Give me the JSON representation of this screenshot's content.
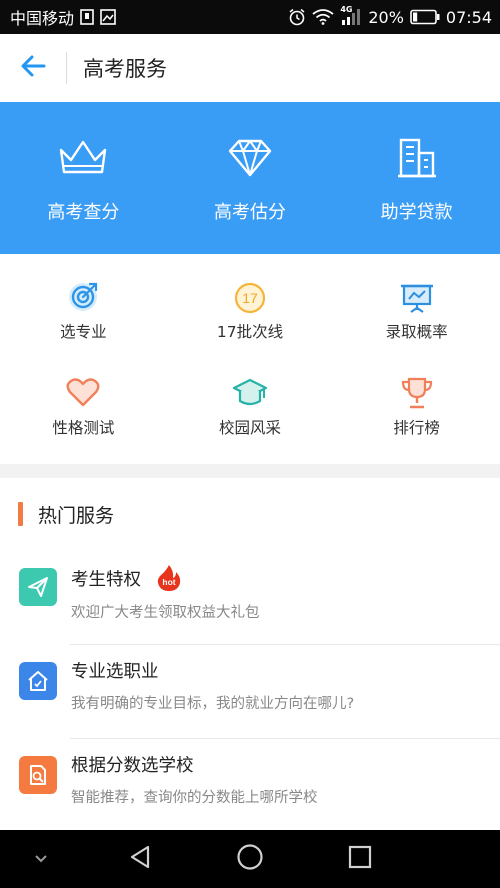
{
  "status_bar": {
    "carrier": "中国移动",
    "network": "4G",
    "battery": "20%",
    "battery_level": 0.2,
    "time": "07:54"
  },
  "header": {
    "title": "高考服务"
  },
  "banner": {
    "items": [
      {
        "label": "高考查分",
        "icon": "crown-icon"
      },
      {
        "label": "高考估分",
        "icon": "diamond-icon"
      },
      {
        "label": "助学贷款",
        "icon": "building-icon"
      }
    ]
  },
  "grid": {
    "items": [
      {
        "label": "选专业",
        "icon": "target-icon"
      },
      {
        "label": "17批次线",
        "icon": "calendar-17-icon",
        "icon_text": "17"
      },
      {
        "label": "录取概率",
        "icon": "presentation-chart-icon"
      },
      {
        "label": "性格测试",
        "icon": "heart-icon"
      },
      {
        "label": "校园风采",
        "icon": "graduation-cap-icon"
      },
      {
        "label": "排行榜",
        "icon": "trophy-icon"
      }
    ]
  },
  "hot_services": {
    "title": "热门服务",
    "items": [
      {
        "title": "考生特权",
        "desc": "欢迎广大考生领取权益大礼包",
        "badge": "hot",
        "icon": "paper-plane-icon",
        "color": "#3cc9b0"
      },
      {
        "title": "专业选职业",
        "desc": "我有明确的专业目标，我的就业方向在哪儿?",
        "icon": "house-icon",
        "color": "#3b86e8"
      },
      {
        "title": "根据分数选学校",
        "desc": "智能推荐，查询你的分数能上哪所学校",
        "icon": "search-document-icon",
        "color": "#f57a3f"
      }
    ]
  },
  "colors": {
    "banner": "#3a9df5",
    "accent_orange": "#f07b43",
    "hot_red": "#e8341c"
  }
}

Exercise instructions:
Make an exact copy of the whole listing, but don't bring over any pictures.

Response to the exercise:
Give me the JSON representation of this screenshot's content.
{
  "status_bar": {
    "carrier": "中国移动",
    "network": "4G",
    "battery": "20%",
    "battery_level": 0.2,
    "time": "07:54"
  },
  "header": {
    "title": "高考服务"
  },
  "banner": {
    "items": [
      {
        "label": "高考查分",
        "icon": "crown-icon"
      },
      {
        "label": "高考估分",
        "icon": "diamond-icon"
      },
      {
        "label": "助学贷款",
        "icon": "building-icon"
      }
    ]
  },
  "grid": {
    "items": [
      {
        "label": "选专业",
        "icon": "target-icon"
      },
      {
        "label": "17批次线",
        "icon": "calendar-17-icon",
        "icon_text": "17"
      },
      {
        "label": "录取概率",
        "icon": "presentation-chart-icon"
      },
      {
        "label": "性格测试",
        "icon": "heart-icon"
      },
      {
        "label": "校园风采",
        "icon": "graduation-cap-icon"
      },
      {
        "label": "排行榜",
        "icon": "trophy-icon"
      }
    ]
  },
  "hot_services": {
    "title": "热门服务",
    "items": [
      {
        "title": "考生特权",
        "desc": "欢迎广大考生领取权益大礼包",
        "badge": "hot",
        "icon": "paper-plane-icon",
        "color": "#3cc9b0"
      },
      {
        "title": "专业选职业",
        "desc": "我有明确的专业目标，我的就业方向在哪儿?",
        "icon": "house-icon",
        "color": "#3b86e8"
      },
      {
        "title": "根据分数选学校",
        "desc": "智能推荐，查询你的分数能上哪所学校",
        "icon": "search-document-icon",
        "color": "#f57a3f"
      }
    ]
  },
  "colors": {
    "banner": "#3a9df5",
    "accent_orange": "#f07b43",
    "hot_red": "#e8341c"
  }
}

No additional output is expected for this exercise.